Data excerpts:

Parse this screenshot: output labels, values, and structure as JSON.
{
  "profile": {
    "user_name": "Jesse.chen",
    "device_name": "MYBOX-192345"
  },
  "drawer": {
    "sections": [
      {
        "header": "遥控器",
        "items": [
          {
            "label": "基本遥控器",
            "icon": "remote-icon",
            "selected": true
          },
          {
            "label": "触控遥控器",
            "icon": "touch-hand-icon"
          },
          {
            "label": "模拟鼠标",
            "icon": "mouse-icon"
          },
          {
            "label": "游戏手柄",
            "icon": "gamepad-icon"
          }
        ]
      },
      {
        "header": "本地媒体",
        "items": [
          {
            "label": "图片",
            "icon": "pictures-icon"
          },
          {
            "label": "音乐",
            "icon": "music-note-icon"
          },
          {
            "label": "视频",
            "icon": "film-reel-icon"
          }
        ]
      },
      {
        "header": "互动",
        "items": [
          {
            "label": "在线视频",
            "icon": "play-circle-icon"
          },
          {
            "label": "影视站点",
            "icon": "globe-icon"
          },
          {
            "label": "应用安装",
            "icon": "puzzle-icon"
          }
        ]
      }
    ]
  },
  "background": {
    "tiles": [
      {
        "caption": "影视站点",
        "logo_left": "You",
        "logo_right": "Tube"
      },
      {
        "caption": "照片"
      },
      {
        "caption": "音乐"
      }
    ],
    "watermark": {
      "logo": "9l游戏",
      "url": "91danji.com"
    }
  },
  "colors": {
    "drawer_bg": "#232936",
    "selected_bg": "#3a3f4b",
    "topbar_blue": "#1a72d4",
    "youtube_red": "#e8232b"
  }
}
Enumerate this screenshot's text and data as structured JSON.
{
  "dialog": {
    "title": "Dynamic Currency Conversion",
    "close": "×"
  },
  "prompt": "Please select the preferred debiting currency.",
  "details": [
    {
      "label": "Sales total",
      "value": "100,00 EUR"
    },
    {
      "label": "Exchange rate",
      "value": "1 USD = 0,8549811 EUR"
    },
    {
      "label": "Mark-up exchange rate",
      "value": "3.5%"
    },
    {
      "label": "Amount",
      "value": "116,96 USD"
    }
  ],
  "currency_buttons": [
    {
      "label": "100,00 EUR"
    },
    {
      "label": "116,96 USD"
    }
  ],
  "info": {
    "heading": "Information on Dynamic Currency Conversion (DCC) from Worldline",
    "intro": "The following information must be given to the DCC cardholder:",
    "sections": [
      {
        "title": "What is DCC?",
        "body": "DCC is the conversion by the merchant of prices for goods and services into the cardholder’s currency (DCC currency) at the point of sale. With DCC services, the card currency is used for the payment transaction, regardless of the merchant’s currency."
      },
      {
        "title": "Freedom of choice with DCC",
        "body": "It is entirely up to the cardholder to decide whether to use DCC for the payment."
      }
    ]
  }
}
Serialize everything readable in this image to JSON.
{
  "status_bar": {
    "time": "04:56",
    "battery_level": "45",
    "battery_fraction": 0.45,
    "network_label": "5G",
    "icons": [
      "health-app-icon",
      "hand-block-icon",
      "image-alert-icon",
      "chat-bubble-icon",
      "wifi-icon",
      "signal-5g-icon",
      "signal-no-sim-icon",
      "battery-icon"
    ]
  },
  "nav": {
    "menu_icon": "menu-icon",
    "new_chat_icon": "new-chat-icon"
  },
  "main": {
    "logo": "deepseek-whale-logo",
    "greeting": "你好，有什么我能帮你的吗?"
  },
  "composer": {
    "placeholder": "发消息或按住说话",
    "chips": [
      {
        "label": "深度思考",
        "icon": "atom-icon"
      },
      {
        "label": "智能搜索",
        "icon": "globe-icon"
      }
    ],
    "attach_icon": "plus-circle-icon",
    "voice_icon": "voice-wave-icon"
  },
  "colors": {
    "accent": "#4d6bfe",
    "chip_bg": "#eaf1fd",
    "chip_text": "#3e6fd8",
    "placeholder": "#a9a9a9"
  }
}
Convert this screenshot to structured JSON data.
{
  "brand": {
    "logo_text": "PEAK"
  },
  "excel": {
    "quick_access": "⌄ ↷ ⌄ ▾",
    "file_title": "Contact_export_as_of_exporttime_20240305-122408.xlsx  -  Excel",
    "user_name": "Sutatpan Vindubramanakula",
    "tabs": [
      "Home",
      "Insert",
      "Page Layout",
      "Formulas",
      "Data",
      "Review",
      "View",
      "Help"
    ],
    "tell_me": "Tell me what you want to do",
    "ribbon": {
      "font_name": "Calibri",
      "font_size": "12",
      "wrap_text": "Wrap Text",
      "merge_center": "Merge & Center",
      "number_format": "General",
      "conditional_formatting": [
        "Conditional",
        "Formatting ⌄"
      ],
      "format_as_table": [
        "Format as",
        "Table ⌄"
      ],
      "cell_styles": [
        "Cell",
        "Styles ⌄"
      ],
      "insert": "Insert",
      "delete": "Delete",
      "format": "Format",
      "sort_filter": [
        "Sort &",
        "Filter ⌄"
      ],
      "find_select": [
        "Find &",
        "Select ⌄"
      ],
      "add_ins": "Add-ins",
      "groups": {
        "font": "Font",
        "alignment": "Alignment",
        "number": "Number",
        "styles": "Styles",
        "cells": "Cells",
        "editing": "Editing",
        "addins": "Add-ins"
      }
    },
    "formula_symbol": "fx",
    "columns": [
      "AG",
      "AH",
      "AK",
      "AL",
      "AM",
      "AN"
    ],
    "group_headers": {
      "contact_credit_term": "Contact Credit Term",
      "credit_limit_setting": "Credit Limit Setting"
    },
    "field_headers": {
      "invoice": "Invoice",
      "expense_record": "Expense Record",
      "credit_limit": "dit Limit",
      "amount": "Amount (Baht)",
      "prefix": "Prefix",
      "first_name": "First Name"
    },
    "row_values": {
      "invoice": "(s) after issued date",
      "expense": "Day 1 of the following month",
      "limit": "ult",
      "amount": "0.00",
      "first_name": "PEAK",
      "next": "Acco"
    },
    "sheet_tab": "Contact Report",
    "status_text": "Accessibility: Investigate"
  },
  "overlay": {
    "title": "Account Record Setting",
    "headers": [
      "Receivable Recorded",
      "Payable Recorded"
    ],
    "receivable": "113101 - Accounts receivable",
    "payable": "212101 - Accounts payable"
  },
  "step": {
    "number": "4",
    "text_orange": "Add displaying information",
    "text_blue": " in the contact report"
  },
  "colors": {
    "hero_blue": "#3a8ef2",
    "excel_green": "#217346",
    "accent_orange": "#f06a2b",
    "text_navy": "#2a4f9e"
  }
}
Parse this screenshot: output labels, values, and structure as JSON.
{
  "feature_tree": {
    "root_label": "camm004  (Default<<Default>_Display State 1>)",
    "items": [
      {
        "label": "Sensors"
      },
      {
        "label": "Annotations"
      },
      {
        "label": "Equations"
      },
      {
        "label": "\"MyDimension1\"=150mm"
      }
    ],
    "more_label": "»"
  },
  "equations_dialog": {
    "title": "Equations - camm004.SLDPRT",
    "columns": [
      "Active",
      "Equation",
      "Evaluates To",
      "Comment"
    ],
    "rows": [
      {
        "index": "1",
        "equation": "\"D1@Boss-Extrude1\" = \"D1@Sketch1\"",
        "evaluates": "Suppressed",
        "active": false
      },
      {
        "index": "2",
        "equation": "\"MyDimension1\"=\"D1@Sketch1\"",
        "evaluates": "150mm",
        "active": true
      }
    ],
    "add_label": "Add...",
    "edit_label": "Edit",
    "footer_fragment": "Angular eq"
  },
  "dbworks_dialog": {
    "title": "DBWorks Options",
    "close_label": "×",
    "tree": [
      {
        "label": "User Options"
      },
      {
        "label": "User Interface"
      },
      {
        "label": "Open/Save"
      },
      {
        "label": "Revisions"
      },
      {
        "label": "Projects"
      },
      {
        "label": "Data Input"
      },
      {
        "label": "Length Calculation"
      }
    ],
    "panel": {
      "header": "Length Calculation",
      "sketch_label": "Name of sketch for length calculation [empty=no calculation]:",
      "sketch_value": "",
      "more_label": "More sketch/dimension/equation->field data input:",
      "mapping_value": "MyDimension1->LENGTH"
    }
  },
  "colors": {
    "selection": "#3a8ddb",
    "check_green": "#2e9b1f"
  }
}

Your objective:
Go through the records. Copy each line where "image" appears.

Result of the exercise:
Serialize everything readable in this image to JSON.
      "image-alert-icon",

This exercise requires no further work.